Objective
All the data should come back exactly as it was given.

Recorded data
╔══
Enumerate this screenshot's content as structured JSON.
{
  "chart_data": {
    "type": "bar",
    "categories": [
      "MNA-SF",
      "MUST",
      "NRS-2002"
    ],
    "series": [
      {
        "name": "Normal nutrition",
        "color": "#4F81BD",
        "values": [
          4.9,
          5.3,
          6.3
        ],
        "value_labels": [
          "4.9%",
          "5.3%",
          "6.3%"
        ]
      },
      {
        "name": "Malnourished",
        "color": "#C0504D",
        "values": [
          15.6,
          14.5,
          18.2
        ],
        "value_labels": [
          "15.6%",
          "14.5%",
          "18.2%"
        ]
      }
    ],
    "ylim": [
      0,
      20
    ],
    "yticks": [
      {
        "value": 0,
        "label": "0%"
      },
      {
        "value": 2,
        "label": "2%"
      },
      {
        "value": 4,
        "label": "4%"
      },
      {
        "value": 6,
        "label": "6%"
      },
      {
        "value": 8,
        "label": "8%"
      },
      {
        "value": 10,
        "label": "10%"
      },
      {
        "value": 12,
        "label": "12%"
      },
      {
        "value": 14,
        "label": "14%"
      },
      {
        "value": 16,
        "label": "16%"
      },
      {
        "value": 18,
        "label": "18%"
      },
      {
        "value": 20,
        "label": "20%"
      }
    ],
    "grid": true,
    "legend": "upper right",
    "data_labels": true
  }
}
╚══
Output for this task
Enumerate this screenshot's content as structured JSON.
{
  "chart_data": {
    "type": "bar",
    "categories": [
      "MNA-SF",
      "MUST",
      "NRS-2002"
    ],
    "series": [
      {
        "name": "Normal nutrition",
        "color": "#4F81BD",
        "values": [
          4.9,
          5.3,
          6.3
        ],
        "value_labels": [
          "4.9%",
          "5.3%",
          "6.3%"
        ]
      },
      {
        "name": "Malnourished",
        "color": "#C0504D",
        "values": [
          15.6,
          14.5,
          18.2
        ],
        "value_labels": [
          "15.6%",
          "14.5%",
          "18.2%"
        ]
      }
    ],
    "ylim": [
      0,
      20
    ],
    "yticks": [
      {
        "value": 0,
        "label": "0%"
      },
      {
        "value": 2,
        "label": "2%"
      },
      {
        "value": 4,
        "label": "4%"
      },
      {
        "value": 6,
        "label": "6%"
      },
      {
        "value": 8,
        "label": "8%"
      },
      {
        "value": 10,
        "label": "10%"
      },
      {
        "value": 12,
        "label": "12%"
      },
      {
        "value": 14,
        "label": "14%"
      },
      {
        "value": 16,
        "label": "16%"
      },
      {
        "value": 18,
        "label": "18%"
      },
      {
        "value": 20,
        "label": "20%"
      }
    ],
    "grid": true,
    "legend": "upper right",
    "data_labels": true
  }
}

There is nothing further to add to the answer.